Задания =
• 1. Кто, согласно исходному тексту, подавал завтрак в квартире Вельского?
• 2. Перечислите все комнаты квартиры Вельского, названные в исходном тексте.

Исходный текст =
Машу я не встречал. Только перед Рождеством я видел ее на извозчике и унес это воспоминание в затишье зимних лесов. Мне пришло в голову, что самым верным путем для знакомства с семьей директора может быть Вельский, и я попросил у него разрешения прийти к нему, прочитать мой перевод первого акта «Федры» Расина. Он пригласил меня в воскресенье к завтраку.
Вельский жил в большой холостой квартире первого этажа на Спиридоновке. У него был просторный кабинет, заваленный книгами, столовая и еще комната, где квартировал его друг — инженер. Завтрак подавала толстая и старая Домаша.
Перевод мой был ужасен и дубоват. Вельский разносил каждую строку. Чтобы научить меня, как надо писать александрийские стихи, он взял том Пушкина и прочел, скандируя, первые строки стихотворения «Муза».
В младенчестве моем она меня любила И семиствольную цевницу мне вручила.
Услышав «семиствольную», я устыдился количества мужских цезур в моих стихах, и на некоторое время женские цезуры стали для меня главным атрибутом музыкальности. Читал я потом Вельскому и мои собственные стихи, и он беспощадно и верно их критиковал. С этих пор я стал часто бывать у Вельского по воскресеньям.

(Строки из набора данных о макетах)
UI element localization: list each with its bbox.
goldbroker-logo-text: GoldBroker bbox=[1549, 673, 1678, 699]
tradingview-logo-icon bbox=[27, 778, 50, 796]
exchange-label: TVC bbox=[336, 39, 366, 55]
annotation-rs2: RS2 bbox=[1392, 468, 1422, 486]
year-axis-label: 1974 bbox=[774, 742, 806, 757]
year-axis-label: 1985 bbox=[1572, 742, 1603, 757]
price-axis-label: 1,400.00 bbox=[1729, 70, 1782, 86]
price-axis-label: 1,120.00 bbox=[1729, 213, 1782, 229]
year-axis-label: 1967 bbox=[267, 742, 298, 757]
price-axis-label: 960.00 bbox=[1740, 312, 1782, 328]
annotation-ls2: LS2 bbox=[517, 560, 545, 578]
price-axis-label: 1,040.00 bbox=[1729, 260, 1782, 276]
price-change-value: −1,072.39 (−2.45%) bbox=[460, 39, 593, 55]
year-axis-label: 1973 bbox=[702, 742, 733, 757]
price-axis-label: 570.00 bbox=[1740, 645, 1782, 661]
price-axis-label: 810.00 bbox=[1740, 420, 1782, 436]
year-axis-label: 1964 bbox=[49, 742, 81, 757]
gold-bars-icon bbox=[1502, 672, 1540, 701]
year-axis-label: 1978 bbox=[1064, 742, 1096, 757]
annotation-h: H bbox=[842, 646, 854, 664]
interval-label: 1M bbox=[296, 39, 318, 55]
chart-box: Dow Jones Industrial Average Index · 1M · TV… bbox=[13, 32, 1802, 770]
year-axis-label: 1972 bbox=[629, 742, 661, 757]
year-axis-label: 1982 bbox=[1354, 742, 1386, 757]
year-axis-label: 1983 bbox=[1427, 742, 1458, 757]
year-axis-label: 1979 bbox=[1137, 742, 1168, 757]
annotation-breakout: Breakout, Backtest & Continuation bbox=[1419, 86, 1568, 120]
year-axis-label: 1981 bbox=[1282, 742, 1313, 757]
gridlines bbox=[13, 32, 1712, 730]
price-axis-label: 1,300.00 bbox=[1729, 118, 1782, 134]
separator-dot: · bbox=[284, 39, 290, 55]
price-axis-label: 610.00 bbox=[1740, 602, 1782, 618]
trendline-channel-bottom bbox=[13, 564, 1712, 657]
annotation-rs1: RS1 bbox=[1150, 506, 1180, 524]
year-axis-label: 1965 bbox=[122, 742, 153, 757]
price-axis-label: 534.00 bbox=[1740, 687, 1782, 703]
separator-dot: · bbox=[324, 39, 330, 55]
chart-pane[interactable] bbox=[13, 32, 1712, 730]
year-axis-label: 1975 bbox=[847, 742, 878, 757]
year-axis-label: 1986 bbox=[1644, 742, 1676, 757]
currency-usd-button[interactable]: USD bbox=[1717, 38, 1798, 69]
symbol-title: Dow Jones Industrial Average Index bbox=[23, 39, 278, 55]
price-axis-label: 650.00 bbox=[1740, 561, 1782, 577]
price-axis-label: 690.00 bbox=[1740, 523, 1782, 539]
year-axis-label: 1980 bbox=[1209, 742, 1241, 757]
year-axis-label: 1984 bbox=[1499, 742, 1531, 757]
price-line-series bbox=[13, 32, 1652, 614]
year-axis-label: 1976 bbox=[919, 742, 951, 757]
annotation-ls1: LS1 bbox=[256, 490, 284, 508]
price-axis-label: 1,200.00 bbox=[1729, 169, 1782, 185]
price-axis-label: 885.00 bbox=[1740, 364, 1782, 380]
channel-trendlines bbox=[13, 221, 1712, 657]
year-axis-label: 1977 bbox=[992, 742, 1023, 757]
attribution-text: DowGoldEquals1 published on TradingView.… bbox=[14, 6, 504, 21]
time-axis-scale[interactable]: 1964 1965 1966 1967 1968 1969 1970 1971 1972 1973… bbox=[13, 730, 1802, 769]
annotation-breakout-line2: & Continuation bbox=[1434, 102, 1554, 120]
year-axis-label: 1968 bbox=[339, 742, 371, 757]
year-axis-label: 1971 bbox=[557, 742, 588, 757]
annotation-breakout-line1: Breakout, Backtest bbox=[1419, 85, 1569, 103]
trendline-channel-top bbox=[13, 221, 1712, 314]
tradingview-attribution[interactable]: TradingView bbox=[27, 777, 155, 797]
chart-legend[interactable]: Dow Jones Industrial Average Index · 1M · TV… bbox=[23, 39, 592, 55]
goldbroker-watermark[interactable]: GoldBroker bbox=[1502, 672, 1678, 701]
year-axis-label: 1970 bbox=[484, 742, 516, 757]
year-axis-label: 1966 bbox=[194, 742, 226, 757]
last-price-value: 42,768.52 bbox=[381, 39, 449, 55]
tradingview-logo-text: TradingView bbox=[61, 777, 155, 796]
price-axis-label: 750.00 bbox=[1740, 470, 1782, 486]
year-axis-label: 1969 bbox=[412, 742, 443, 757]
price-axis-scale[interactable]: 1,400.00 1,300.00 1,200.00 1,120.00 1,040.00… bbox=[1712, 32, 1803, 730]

Ожидаемые ответы =
• 1. Толстая и старая Домаша.

• 2. Просторный кабинет, заваленный книгами; столовая; комната, где квартировал его друг-инженер.